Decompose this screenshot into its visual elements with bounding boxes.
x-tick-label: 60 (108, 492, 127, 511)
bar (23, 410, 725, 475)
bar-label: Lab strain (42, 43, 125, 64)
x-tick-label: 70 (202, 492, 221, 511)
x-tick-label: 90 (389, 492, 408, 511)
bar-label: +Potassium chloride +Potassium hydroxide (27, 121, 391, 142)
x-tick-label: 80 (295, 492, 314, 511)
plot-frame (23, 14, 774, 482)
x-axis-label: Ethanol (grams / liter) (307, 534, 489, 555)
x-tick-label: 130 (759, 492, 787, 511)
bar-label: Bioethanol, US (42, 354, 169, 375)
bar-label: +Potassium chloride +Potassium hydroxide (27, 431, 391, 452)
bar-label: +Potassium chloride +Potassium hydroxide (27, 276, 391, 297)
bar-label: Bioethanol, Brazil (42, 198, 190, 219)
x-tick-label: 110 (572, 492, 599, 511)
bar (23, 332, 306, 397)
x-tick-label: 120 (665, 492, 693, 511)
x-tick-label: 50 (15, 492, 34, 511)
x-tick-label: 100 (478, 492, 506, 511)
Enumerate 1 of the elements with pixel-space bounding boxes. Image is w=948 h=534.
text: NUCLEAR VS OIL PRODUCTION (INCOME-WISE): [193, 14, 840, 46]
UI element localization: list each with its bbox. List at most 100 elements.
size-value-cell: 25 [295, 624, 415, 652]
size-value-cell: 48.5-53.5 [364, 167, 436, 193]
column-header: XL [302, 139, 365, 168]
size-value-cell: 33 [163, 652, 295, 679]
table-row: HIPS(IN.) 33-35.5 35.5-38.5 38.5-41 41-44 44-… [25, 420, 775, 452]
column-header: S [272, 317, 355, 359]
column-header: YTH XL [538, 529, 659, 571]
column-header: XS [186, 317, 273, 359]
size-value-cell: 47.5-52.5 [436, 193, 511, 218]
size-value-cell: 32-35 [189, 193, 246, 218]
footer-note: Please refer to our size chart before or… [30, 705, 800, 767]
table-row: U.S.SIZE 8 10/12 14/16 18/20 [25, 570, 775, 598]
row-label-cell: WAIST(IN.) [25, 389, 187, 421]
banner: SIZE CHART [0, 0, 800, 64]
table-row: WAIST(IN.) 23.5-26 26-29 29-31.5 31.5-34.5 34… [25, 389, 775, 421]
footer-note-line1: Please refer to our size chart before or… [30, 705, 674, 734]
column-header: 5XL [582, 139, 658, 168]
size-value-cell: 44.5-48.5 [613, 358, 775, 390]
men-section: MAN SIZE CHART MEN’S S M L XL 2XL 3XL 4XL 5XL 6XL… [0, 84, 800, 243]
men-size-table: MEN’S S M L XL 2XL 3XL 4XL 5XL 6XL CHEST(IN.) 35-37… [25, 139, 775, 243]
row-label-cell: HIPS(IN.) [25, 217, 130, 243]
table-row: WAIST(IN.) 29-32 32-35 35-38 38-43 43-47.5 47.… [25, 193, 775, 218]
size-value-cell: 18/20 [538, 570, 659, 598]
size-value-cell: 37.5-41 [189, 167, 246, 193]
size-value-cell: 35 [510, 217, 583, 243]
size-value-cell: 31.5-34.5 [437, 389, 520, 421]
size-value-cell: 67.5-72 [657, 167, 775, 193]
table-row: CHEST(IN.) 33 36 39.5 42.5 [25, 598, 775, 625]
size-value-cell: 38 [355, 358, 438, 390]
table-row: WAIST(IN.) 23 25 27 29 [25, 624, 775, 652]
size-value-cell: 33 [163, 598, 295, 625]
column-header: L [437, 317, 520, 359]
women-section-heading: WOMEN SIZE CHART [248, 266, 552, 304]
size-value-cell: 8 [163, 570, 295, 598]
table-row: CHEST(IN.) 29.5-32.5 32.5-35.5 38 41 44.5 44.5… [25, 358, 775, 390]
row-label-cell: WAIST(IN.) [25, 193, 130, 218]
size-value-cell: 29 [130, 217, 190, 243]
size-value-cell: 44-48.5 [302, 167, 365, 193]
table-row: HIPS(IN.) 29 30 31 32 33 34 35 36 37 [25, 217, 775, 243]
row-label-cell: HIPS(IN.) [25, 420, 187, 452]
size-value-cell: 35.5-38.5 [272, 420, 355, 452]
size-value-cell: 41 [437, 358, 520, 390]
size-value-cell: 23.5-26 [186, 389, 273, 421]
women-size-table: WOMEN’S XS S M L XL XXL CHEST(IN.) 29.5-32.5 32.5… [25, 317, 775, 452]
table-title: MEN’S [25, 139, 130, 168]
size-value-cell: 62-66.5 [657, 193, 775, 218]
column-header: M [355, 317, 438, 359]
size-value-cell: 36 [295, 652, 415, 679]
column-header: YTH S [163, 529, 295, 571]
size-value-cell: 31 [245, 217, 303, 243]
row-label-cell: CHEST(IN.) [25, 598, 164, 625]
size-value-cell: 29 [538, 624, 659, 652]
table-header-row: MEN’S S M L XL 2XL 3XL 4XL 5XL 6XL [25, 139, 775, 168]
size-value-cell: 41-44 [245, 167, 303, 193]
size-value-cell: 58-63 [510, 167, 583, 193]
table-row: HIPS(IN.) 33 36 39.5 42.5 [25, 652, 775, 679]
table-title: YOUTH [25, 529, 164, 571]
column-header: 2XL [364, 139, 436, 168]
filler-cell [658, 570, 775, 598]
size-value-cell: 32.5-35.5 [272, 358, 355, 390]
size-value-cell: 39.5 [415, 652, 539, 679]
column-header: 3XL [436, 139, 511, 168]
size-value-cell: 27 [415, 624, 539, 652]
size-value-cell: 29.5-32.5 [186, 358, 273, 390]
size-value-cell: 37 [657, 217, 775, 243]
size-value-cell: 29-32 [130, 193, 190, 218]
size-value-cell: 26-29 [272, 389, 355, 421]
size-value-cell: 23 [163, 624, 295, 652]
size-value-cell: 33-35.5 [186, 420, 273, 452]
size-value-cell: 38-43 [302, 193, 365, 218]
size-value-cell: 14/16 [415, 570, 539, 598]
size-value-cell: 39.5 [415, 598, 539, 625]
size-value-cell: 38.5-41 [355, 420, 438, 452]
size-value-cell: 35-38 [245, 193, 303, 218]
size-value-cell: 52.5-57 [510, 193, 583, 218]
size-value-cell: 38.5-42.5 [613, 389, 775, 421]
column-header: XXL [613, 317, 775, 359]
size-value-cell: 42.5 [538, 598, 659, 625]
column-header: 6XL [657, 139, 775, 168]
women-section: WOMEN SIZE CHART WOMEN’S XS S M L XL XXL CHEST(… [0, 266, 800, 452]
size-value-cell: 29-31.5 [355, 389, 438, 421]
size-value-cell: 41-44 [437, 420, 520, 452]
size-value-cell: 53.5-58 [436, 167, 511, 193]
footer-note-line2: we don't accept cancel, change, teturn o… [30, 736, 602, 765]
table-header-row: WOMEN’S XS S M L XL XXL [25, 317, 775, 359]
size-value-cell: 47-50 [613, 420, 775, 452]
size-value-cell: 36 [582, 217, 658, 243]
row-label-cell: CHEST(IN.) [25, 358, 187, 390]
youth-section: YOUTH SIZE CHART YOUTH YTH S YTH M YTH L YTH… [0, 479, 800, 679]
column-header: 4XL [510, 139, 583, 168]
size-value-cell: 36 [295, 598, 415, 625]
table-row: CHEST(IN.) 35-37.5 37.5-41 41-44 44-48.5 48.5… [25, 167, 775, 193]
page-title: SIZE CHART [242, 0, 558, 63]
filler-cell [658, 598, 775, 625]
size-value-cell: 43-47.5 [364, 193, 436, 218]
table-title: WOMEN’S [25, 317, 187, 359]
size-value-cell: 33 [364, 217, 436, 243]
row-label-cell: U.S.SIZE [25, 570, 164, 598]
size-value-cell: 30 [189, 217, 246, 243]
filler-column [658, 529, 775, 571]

+++

** YOUR INSTRUCTIONS **
Please copy out every one of the lines above word for word, changing nothing.

** ANSWER FOR THE TASK **
Decompose this screenshot into its visual elements with bounding boxes.
x-tick-label: 60 (108, 492, 127, 511)
bar (23, 410, 725, 475)
bar-label: Lab strain (42, 43, 125, 64)
x-tick-label: 70 (202, 492, 221, 511)
x-tick-label: 90 (389, 492, 408, 511)
bar-label: +Potassium chloride +Potassium hydroxide (27, 121, 391, 142)
x-tick-label: 80 (295, 492, 314, 511)
plot-frame (23, 14, 774, 482)
x-axis-label: Ethanol (grams / liter) (307, 534, 489, 555)
x-tick-label: 130 (759, 492, 787, 511)
bar-label: Bioethanol, US (42, 354, 169, 375)
bar-label: +Potassium chloride +Potassium hydroxide (27, 431, 391, 452)
bar-label: +Potassium chloride +Potassium hydroxide (27, 276, 391, 297)
bar-label: Bioethanol, Brazil (42, 198, 190, 219)
x-tick-label: 110 (572, 492, 599, 511)
bar (23, 332, 306, 397)
x-tick-label: 120 (665, 492, 693, 511)
x-tick-label: 50 (15, 492, 34, 511)
x-tick-label: 100 (478, 492, 506, 511)
Enumerate 1 of the elements with pixel-space bounding boxes. Image is w=948 h=534.
text: NUCLEAR VS OIL PRODUCTION (INCOME-WISE): [193, 14, 840, 46]
UI element localization: list each with its bbox. List at most 100 elements.
size-value-cell: 25 [295, 624, 415, 652]
size-value-cell: 48.5-53.5 [364, 167, 436, 193]
column-header: XL [302, 139, 365, 168]
size-value-cell: 33 [163, 652, 295, 679]
table-row: HIPS(IN.) 33-35.5 35.5-38.5 38.5-41 41-44 44-… [25, 420, 775, 452]
column-header: S [272, 317, 355, 359]
column-header: YTH XL [538, 529, 659, 571]
column-header: XS [186, 317, 273, 359]
size-value-cell: 47.5-52.5 [436, 193, 511, 218]
size-value-cell: 32-35 [189, 193, 246, 218]
footer-note: Please refer to our size chart before or… [30, 705, 800, 767]
table-row: U.S.SIZE 8 10/12 14/16 18/20 [25, 570, 775, 598]
row-label-cell: WAIST(IN.) [25, 389, 187, 421]
banner: SIZE CHART [0, 0, 800, 64]
table-row: WAIST(IN.) 23.5-26 26-29 29-31.5 31.5-34.5 34… [25, 389, 775, 421]
footer-note-line1: Please refer to our size chart before or… [30, 705, 674, 734]
column-header: 5XL [582, 139, 658, 168]
size-value-cell: 44.5-48.5 [613, 358, 775, 390]
men-section: MAN SIZE CHART MEN’S S M L XL 2XL 3XL 4XL 5XL 6XL… [0, 84, 800, 243]
men-size-table: MEN’S S M L XL 2XL 3XL 4XL 5XL 6XL CHEST(IN.) 35-37… [25, 139, 775, 243]
row-label-cell: HIPS(IN.) [25, 217, 130, 243]
table-row: WAIST(IN.) 29-32 32-35 35-38 38-43 43-47.5 47.… [25, 193, 775, 218]
size-value-cell: 18/20 [538, 570, 659, 598]
size-value-cell: 37.5-41 [189, 167, 246, 193]
size-value-cell: 35 [510, 217, 583, 243]
size-value-cell: 31.5-34.5 [437, 389, 520, 421]
size-value-cell: 67.5-72 [657, 167, 775, 193]
table-row: CHEST(IN.) 33 36 39.5 42.5 [25, 598, 775, 625]
size-value-cell: 38 [355, 358, 438, 390]
table-row: WAIST(IN.) 23 25 27 29 [25, 624, 775, 652]
size-value-cell: 33 [163, 598, 295, 625]
column-header: L [437, 317, 520, 359]
women-section-heading: WOMEN SIZE CHART [248, 266, 552, 304]
size-value-cell: 8 [163, 570, 295, 598]
table-row: CHEST(IN.) 29.5-32.5 32.5-35.5 38 41 44.5 44.5… [25, 358, 775, 390]
row-label-cell: WAIST(IN.) [25, 193, 130, 218]
size-value-cell: 29 [130, 217, 190, 243]
size-value-cell: 44-48.5 [302, 167, 365, 193]
table-row: HIPS(IN.) 29 30 31 32 33 34 35 36 37 [25, 217, 775, 243]
row-label-cell: HIPS(IN.) [25, 420, 187, 452]
size-value-cell: 35.5-38.5 [272, 420, 355, 452]
size-value-cell: 41 [437, 358, 520, 390]
size-value-cell: 23.5-26 [186, 389, 273, 421]
women-size-table: WOMEN’S XS S M L XL XXL CHEST(IN.) 29.5-32.5 32.5… [25, 317, 775, 452]
table-title: MEN’S [25, 139, 130, 168]
size-value-cell: 62-66.5 [657, 193, 775, 218]
column-header: M [355, 317, 438, 359]
size-value-cell: 36 [295, 652, 415, 679]
column-header: YTH S [163, 529, 295, 571]
size-value-cell: 31 [245, 217, 303, 243]
row-label-cell: CHEST(IN.) [25, 598, 164, 625]
size-value-cell: 29 [538, 624, 659, 652]
table-header-row: MEN’S S M L XL 2XL 3XL 4XL 5XL 6XL [25, 139, 775, 168]
size-value-cell: 41-44 [245, 167, 303, 193]
size-value-cell: 58-63 [510, 167, 583, 193]
table-row: HIPS(IN.) 33 36 39.5 42.5 [25, 652, 775, 679]
table-title: YOUTH [25, 529, 164, 571]
column-header: 2XL [364, 139, 436, 168]
filler-cell [658, 570, 775, 598]
size-value-cell: 32.5-35.5 [272, 358, 355, 390]
size-value-cell: 39.5 [415, 652, 539, 679]
column-header: 3XL [436, 139, 511, 168]
size-value-cell: 27 [415, 624, 539, 652]
size-value-cell: 29.5-32.5 [186, 358, 273, 390]
size-value-cell: 37 [657, 217, 775, 243]
size-value-cell: 29-32 [130, 193, 190, 218]
size-value-cell: 26-29 [272, 389, 355, 421]
size-value-cell: 23 [163, 624, 295, 652]
size-value-cell: 33-35.5 [186, 420, 273, 452]
size-value-cell: 38-43 [302, 193, 365, 218]
size-value-cell: 14/16 [415, 570, 539, 598]
size-value-cell: 39.5 [415, 598, 539, 625]
size-value-cell: 38.5-41 [355, 420, 438, 452]
size-value-cell: 35-38 [245, 193, 303, 218]
size-value-cell: 52.5-57 [510, 193, 583, 218]
size-value-cell: 38.5-42.5 [613, 389, 775, 421]
column-header: XXL [613, 317, 775, 359]
size-value-cell: 42.5 [538, 598, 659, 625]
column-header: 6XL [657, 139, 775, 168]
women-section: WOMEN SIZE CHART WOMEN’S XS S M L XL XXL CHEST(… [0, 266, 800, 452]
size-value-cell: 29-31.5 [355, 389, 438, 421]
size-value-cell: 41-44 [437, 420, 520, 452]
size-value-cell: 53.5-58 [436, 167, 511, 193]
footer-note-line2: we don't accept cancel, change, teturn o… [30, 736, 602, 765]
table-header-row: WOMEN’S XS S M L XL XXL [25, 317, 775, 359]
size-value-cell: 47-50 [613, 420, 775, 452]
size-value-cell: 36 [582, 217, 658, 243]
row-label-cell: CHEST(IN.) [25, 358, 187, 390]
youth-section: YOUTH SIZE CHART YOUTH YTH S YTH M YTH L YTH… [0, 479, 800, 679]
column-header: 4XL [510, 139, 583, 168]
size-value-cell: 36 [295, 598, 415, 625]
table-row: CHEST(IN.) 35-37.5 37.5-41 41-44 44-48.5 48.5… [25, 167, 775, 193]
page-title: SIZE CHART [242, 0, 558, 63]
filler-cell [658, 598, 775, 625]
size-value-cell: 43-47.5 [364, 193, 436, 218]
table-title: WOMEN’S [25, 317, 187, 359]
size-value-cell: 33 [364, 217, 436, 243]
row-label-cell: U.S.SIZE [25, 570, 164, 598]
size-value-cell: 30 [189, 217, 246, 243]
filler-column [658, 529, 775, 571]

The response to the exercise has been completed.